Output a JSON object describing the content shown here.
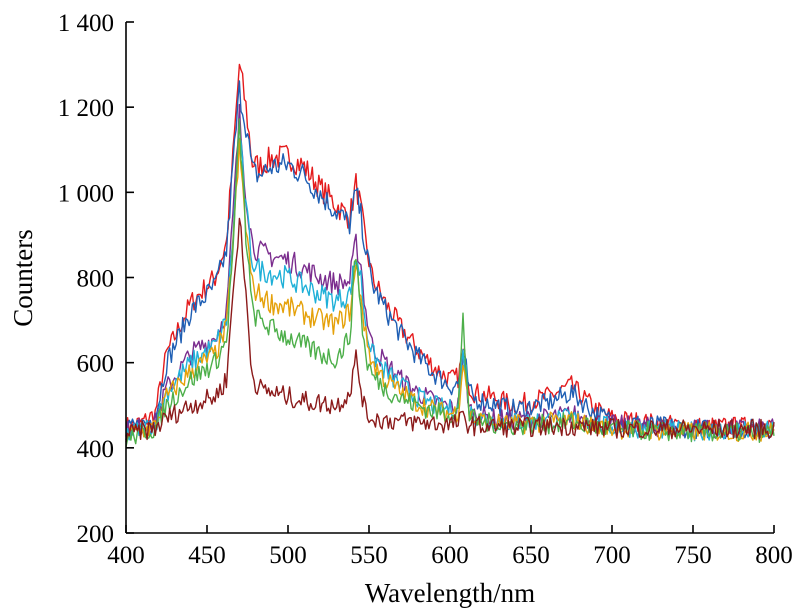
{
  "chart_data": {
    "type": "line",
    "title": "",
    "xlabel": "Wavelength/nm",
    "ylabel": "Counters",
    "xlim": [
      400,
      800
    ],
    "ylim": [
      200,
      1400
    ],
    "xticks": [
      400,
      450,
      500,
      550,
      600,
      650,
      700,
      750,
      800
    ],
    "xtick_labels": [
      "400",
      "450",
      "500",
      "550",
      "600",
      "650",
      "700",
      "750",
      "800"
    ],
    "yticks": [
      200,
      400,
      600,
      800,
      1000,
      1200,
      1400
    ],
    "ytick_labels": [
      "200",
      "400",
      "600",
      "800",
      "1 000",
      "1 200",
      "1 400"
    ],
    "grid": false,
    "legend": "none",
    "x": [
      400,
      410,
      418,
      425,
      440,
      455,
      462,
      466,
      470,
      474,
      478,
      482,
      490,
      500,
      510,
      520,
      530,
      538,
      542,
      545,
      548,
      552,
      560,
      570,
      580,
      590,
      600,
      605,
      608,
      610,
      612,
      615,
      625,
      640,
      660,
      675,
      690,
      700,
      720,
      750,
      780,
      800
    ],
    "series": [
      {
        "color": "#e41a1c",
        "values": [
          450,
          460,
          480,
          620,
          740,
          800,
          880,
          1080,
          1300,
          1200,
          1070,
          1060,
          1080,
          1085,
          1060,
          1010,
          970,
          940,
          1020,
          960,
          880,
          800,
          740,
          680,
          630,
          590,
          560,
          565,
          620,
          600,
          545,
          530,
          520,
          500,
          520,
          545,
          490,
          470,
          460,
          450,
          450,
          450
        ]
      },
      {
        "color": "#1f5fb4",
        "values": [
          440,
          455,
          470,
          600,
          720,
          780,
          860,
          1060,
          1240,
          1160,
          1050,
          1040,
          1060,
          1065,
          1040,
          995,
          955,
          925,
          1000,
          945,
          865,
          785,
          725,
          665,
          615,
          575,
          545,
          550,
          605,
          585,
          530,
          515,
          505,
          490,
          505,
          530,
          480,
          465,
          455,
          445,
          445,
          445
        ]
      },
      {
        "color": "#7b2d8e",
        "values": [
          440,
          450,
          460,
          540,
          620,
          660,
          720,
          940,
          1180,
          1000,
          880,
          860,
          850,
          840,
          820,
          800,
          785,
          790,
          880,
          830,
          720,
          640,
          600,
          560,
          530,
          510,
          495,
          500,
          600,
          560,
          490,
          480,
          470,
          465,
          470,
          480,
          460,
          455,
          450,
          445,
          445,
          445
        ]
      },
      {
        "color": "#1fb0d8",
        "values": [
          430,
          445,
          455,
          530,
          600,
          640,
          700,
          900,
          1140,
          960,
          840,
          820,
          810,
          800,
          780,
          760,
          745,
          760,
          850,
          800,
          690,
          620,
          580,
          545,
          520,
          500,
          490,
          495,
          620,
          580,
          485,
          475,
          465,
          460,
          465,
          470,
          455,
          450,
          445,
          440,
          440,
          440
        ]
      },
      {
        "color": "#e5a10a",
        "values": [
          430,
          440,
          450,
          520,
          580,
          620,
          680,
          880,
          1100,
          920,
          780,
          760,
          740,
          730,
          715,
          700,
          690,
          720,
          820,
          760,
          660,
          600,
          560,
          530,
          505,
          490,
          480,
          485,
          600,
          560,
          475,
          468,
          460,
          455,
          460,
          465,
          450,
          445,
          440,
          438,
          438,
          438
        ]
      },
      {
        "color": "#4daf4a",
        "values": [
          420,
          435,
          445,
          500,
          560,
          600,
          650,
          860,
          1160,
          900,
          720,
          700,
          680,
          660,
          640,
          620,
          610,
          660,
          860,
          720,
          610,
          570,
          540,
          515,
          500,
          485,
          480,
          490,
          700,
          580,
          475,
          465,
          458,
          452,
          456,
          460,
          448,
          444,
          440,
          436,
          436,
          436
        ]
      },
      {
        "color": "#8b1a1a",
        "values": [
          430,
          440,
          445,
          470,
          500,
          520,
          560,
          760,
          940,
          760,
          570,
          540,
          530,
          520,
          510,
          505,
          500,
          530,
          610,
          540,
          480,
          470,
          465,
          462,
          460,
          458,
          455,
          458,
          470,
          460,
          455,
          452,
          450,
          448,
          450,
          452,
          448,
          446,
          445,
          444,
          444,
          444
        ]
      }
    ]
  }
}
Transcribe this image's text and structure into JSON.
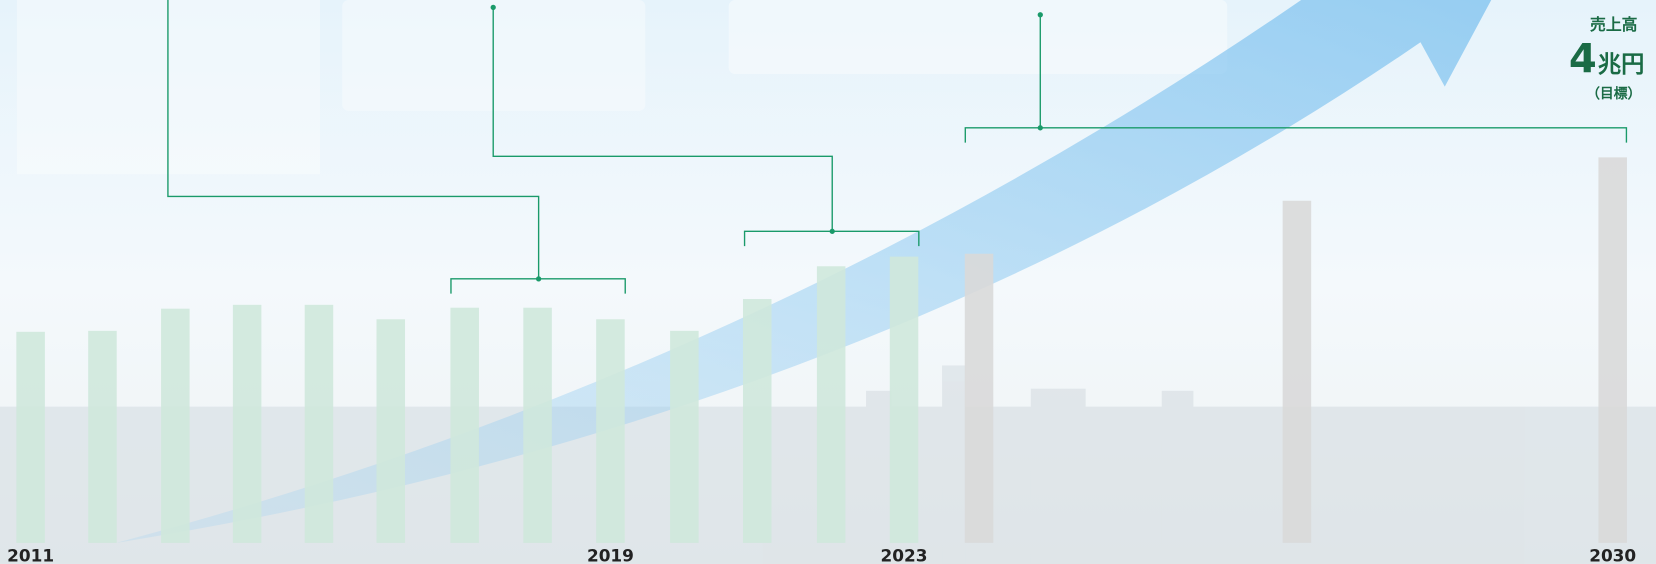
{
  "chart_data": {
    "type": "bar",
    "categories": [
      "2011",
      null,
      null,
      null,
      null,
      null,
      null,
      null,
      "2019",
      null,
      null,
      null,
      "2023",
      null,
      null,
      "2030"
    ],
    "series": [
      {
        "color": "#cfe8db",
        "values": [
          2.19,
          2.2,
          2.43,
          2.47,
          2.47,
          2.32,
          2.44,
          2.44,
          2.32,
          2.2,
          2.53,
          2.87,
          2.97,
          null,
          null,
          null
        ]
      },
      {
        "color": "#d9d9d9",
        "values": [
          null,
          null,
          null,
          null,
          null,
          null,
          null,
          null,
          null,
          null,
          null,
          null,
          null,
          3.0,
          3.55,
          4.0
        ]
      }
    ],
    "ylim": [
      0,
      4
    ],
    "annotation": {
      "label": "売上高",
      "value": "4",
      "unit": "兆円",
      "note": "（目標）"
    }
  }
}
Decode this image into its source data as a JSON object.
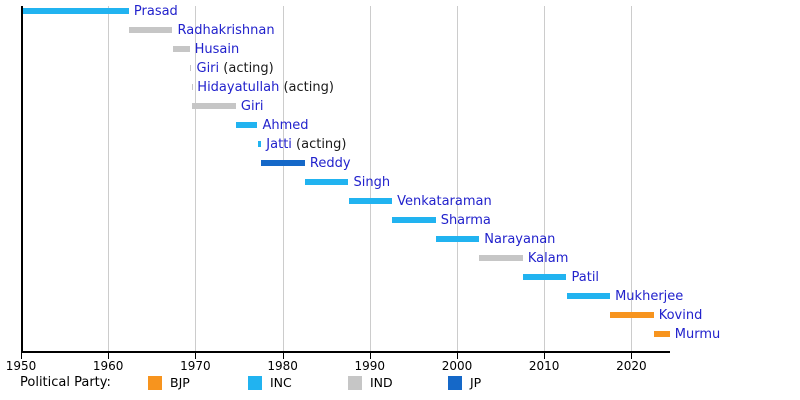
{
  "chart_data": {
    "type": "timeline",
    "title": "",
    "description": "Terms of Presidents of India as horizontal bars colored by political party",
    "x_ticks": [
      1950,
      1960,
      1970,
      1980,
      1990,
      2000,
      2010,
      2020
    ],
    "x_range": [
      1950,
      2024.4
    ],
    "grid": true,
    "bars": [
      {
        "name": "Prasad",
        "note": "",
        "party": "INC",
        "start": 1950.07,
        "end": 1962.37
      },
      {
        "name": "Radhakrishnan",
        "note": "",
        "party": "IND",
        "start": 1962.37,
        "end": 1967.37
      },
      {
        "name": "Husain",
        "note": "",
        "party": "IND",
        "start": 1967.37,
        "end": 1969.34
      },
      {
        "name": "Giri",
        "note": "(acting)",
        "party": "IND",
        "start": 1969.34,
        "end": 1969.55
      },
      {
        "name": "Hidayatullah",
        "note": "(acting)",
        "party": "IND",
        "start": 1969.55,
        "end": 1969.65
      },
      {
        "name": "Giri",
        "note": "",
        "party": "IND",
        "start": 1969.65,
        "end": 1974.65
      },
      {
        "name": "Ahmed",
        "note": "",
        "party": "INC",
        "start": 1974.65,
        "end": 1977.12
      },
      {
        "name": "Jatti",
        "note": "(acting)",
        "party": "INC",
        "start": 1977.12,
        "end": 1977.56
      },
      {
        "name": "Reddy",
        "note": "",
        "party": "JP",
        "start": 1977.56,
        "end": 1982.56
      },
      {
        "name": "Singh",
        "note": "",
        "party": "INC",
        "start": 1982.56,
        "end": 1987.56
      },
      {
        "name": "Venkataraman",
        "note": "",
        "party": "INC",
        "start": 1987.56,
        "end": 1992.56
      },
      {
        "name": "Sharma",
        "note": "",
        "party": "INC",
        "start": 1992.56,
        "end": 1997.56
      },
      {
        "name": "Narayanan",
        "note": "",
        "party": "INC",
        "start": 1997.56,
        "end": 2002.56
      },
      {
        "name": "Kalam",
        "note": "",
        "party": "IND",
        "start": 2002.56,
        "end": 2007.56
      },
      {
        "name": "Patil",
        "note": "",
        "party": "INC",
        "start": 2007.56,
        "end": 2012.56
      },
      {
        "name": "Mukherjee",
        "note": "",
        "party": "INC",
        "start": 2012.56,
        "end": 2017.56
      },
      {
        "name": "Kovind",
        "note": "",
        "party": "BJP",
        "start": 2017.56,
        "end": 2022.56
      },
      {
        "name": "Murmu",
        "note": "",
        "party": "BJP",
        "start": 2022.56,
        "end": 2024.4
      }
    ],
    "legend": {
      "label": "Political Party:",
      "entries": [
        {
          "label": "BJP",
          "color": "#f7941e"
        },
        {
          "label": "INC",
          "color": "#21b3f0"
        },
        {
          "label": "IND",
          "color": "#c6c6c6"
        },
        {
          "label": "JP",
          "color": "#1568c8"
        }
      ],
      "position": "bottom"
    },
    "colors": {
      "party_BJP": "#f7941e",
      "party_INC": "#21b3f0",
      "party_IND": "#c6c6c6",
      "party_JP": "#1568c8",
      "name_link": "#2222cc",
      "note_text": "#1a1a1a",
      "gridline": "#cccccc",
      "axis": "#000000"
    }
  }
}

Do this:
Count how many lines above contain the word "object". Reply with the number alone.

Response below:
2